→ **Entries**
◆ ◆ ◆ ◆ ◆
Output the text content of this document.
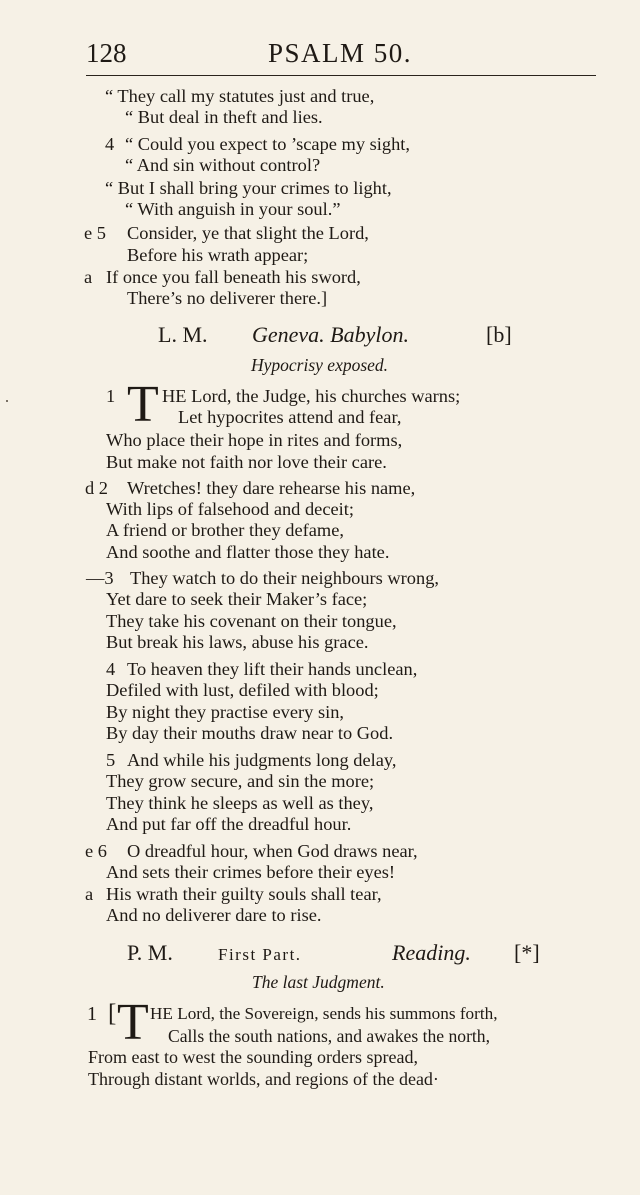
128	PSALM 50.
“ They call my statutes just and true,
“ But deal in theft and lies.
4 “ Could you expect to ’scape my sight,
“ And sin without control?
“ But I shall bring your crimes to light,
“ With anguish in your soul.”
e 5 Consider, ye that slight the Lord,
Before his wrath appear;
a If once you fall beneath his sword,
There’s no deliverer there.]
L. M. Geneva. Babylon.	[b]
Hypocrisy exposed.
1 T HE Lord, the Judge, his churches warns;
Let hypocrites attend and fear,
Who place their hope in rites and forms,
But make not faith nor love their care.
d 2 Wretches! they dare rehearse his name,
With lips of falsehood and deceit;
A friend or brother they defame,
And soothe and flatter those they hate.
—3 They watch to do their neighbours wrong,
Yet dare to seek their Maker’s face;
They take his covenant on their tongue,
But break his laws, abuse his grace.
4 To heaven they lift their hands unclean,
Defiled with lust, defiled with blood;
By night they practise every sin,
By day their mouths draw near to God.
5 And while his judgments long delay,
They grow secure, and sin the more;
They think he sleeps as well as they,
And put far off the dreadful hour.
e 6 O dreadful hour, when God draws near,
And sets their crimes before their eyes!
a His wrath their guilty souls shall tear,
And no deliverer dare to rise.
P. M.	First Part.	Reading. [*]
The last Judgment.
1 [ T HE Lord, the Sovereign, sends his summons forth,
Calls the south nations, and awakes the north,
From east to west the sounding orders spread,
Through distant worlds, and regions of the dead·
◆ ◆ ◆ ◆ ◆
→ **Prompt**
Select every line of the material above holding the word "Lord" and copy it.

→ **Full output**
e 5 Consider, ye that slight the Lord,
1 T HE Lord, the Judge, his churches warns;
1 [ T HE Lord, the Sovereign, sends his summons forth,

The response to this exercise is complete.